_Instructions to follow:_ Nothing should be left out: repeat all the data exactly.

*** Exercise data ***

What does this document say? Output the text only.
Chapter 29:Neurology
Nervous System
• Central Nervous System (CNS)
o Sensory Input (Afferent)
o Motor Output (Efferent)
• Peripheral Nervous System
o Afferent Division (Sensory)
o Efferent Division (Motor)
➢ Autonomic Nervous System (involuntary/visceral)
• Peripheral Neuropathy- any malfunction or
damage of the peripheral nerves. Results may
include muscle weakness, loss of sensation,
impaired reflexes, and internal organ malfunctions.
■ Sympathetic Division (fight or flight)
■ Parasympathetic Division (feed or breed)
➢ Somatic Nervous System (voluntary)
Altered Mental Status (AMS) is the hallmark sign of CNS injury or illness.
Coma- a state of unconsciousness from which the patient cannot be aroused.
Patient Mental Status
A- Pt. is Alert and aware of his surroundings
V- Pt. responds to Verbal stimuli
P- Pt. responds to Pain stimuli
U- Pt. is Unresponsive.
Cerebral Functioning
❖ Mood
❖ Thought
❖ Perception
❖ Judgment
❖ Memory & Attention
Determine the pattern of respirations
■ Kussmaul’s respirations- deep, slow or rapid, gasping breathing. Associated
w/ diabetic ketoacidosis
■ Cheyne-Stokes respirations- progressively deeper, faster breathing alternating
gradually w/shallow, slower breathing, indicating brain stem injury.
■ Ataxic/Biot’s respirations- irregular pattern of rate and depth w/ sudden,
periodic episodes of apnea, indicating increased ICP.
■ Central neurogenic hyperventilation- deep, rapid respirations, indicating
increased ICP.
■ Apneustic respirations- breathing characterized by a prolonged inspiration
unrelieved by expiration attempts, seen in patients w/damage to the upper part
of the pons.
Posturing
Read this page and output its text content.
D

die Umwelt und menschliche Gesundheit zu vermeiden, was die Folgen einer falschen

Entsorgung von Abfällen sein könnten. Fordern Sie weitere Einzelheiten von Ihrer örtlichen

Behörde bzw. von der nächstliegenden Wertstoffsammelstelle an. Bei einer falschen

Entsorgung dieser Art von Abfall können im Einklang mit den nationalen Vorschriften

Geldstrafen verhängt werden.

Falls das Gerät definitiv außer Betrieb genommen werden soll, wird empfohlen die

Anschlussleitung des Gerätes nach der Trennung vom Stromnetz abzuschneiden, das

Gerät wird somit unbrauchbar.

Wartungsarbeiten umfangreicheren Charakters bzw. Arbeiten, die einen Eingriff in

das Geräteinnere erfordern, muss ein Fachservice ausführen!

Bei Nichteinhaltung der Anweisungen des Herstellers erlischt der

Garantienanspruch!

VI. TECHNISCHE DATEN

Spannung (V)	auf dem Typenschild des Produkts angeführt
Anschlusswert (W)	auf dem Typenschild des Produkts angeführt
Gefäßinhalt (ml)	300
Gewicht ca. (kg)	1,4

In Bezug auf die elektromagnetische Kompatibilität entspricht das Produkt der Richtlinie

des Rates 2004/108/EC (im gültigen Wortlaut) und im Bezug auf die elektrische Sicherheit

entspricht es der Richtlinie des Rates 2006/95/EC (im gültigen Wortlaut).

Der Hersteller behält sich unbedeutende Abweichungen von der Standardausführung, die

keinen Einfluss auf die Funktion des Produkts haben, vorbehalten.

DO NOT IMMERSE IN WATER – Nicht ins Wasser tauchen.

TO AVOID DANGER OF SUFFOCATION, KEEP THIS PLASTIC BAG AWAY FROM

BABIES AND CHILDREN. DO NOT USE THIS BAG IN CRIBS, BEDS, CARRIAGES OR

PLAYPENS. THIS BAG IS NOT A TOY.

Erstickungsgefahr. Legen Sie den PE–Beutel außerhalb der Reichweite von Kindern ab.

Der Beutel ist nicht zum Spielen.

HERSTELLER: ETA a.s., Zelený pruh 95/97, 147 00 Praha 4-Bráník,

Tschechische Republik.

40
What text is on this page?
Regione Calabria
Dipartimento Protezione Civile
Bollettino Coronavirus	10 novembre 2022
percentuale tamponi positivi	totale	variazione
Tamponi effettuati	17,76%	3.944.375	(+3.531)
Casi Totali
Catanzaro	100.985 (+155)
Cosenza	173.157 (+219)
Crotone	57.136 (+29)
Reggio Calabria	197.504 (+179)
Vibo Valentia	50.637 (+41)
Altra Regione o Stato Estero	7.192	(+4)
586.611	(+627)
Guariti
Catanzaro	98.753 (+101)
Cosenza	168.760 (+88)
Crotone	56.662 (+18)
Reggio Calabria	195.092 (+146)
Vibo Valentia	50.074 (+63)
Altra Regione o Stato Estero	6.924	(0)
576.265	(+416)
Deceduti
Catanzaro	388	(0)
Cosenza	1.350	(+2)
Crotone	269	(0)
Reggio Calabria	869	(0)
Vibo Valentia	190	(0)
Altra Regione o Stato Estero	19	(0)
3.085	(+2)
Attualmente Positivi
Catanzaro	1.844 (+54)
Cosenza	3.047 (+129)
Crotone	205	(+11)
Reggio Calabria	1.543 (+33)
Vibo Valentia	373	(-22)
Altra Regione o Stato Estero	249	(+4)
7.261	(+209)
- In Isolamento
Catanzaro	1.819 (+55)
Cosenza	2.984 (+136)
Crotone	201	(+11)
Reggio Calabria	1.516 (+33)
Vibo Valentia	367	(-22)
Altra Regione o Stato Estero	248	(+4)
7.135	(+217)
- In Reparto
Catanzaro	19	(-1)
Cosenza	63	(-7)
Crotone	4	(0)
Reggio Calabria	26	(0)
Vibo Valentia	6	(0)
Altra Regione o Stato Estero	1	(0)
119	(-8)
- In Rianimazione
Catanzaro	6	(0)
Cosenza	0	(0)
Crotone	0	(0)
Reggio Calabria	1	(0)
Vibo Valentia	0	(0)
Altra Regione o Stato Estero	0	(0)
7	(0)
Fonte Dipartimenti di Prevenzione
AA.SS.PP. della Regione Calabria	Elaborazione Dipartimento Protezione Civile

*** End of Exercise data ***

_Output for this exercise:_
What does this document say? Output the text only.
Chapter 29:Neurology
Nervous System
• Central Nervous System (CNS)
o Sensory Input (Afferent)
o Motor Output (Efferent)
• Peripheral Nervous System
o Afferent Division (Sensory)
o Efferent Division (Motor)
➢ Autonomic Nervous System (involuntary/visceral)
• Peripheral Neuropathy- any malfunction or
damage of the peripheral nerves. Results may
include muscle weakness, loss of sensation,
impaired reflexes, and internal organ malfunctions.
■ Sympathetic Division (fight or flight)
■ Parasympathetic Division (feed or breed)
➢ Somatic Nervous System (voluntary)
Altered Mental Status (AMS) is the hallmark sign of CNS injury or illness.
Coma- a state of unconsciousness from which the patient cannot be aroused.
Patient Mental Status
A- Pt. is Alert and aware of his surroundings
V- Pt. responds to Verbal stimuli
P- Pt. responds to Pain stimuli
U- Pt. is Unresponsive.
Cerebral Functioning
❖ Mood
❖ Thought
❖ Perception
❖ Judgment
❖ Memory & Attention
Determine the pattern of respirations
■ Kussmaul’s respirations- deep, slow or rapid, gasping breathing. Associated
w/ diabetic ketoacidosis
■ Cheyne-Stokes respirations- progressively deeper, faster breathing alternating
gradually w/shallow, slower breathing, indicating brain stem injury.
■ Ataxic/Biot’s respirations- irregular pattern of rate and depth w/ sudden,
periodic episodes of apnea, indicating increased ICP.
■ Central neurogenic hyperventilation- deep, rapid respirations, indicating
increased ICP.
■ Apneustic respirations- breathing characterized by a prolonged inspiration
unrelieved by expiration attempts, seen in patients w/damage to the upper part
of the pons.
Posturing
Read this page and output its text content.
D

die Umwelt und menschliche Gesundheit zu vermeiden, was die Folgen einer falschen

Entsorgung von Abfällen sein könnten. Fordern Sie weitere Einzelheiten von Ihrer örtlichen

Behörde bzw. von der nächstliegenden Wertstoffsammelstelle an. Bei einer falschen

Entsorgung dieser Art von Abfall können im Einklang mit den nationalen Vorschriften

Geldstrafen verhängt werden.

Falls das Gerät definitiv außer Betrieb genommen werden soll, wird empfohlen die

Anschlussleitung des Gerätes nach der Trennung vom Stromnetz abzuschneiden, das

Gerät wird somit unbrauchbar.

Wartungsarbeiten umfangreicheren Charakters bzw. Arbeiten, die einen Eingriff in

das Geräteinnere erfordern, muss ein Fachservice ausführen!

Bei Nichteinhaltung der Anweisungen des Herstellers erlischt der

Garantienanspruch!

VI. TECHNISCHE DATEN

Spannung (V)	auf dem Typenschild des Produkts angeführt
Anschlusswert (W)	auf dem Typenschild des Produkts angeführt
Gefäßinhalt (ml)	300
Gewicht ca. (kg)	1,4

In Bezug auf die elektromagnetische Kompatibilität entspricht das Produkt der Richtlinie

des Rates 2004/108/EC (im gültigen Wortlaut) und im Bezug auf die elektrische Sicherheit

entspricht es der Richtlinie des Rates 2006/95/EC (im gültigen Wortlaut).

Der Hersteller behält sich unbedeutende Abweichungen von der Standardausführung, die

keinen Einfluss auf die Funktion des Produkts haben, vorbehalten.

DO NOT IMMERSE IN WATER – Nicht ins Wasser tauchen.

TO AVOID DANGER OF SUFFOCATION, KEEP THIS PLASTIC BAG AWAY FROM

BABIES AND CHILDREN. DO NOT USE THIS BAG IN CRIBS, BEDS, CARRIAGES OR

PLAYPENS. THIS BAG IS NOT A TOY.

Erstickungsgefahr. Legen Sie den PE–Beutel außerhalb der Reichweite von Kindern ab.

Der Beutel ist nicht zum Spielen.

HERSTELLER: ETA a.s., Zelený pruh 95/97, 147 00 Praha 4-Bráník,

Tschechische Republik.

40
What text is on this page?
Regione Calabria
Dipartimento Protezione Civile
Bollettino Coronavirus	10 novembre 2022
percentuale tamponi positivi	totale	variazione
Tamponi effettuati	17,76%	3.944.375	(+3.531)
Casi Totali
Catanzaro	100.985 (+155)
Cosenza	173.157 (+219)
Crotone	57.136 (+29)
Reggio Calabria	197.504 (+179)
Vibo Valentia	50.637 (+41)
Altra Regione o Stato Estero	7.192	(+4)
586.611	(+627)
Guariti
Catanzaro	98.753 (+101)
Cosenza	168.760 (+88)
Crotone	56.662 (+18)
Reggio Calabria	195.092 (+146)
Vibo Valentia	50.074 (+63)
Altra Regione o Stato Estero	6.924	(0)
576.265	(+416)
Deceduti
Catanzaro	388	(0)
Cosenza	1.350	(+2)
Crotone	269	(0)
Reggio Calabria	869	(0)
Vibo Valentia	190	(0)
Altra Regione o Stato Estero	19	(0)
3.085	(+2)
Attualmente Positivi
Catanzaro	1.844 (+54)
Cosenza	3.047 (+129)
Crotone	205	(+11)
Reggio Calabria	1.543 (+33)
Vibo Valentia	373	(-22)
Altra Regione o Stato Estero	249	(+4)
7.261	(+209)
- In Isolamento
Catanzaro	1.819 (+55)
Cosenza	2.984 (+136)
Crotone	201	(+11)
Reggio Calabria	1.516 (+33)
Vibo Valentia	367	(-22)
Altra Regione o Stato Estero	248	(+4)
7.135	(+217)
- In Reparto
Catanzaro	19	(-1)
Cosenza	63	(-7)
Crotone	4	(0)
Reggio Calabria	26	(0)
Vibo Valentia	6	(0)
Altra Regione o Stato Estero	1	(0)
119	(-8)
- In Rianimazione
Catanzaro	6	(0)
Cosenza	0	(0)
Crotone	0	(0)
Reggio Calabria	1	(0)
Vibo Valentia	0	(0)
Altra Regione o Stato Estero	0	(0)
7	(0)
Fonte Dipartimenti di Prevenzione
AA.SS.PP. della Regione Calabria	Elaborazione Dipartimento Protezione Civile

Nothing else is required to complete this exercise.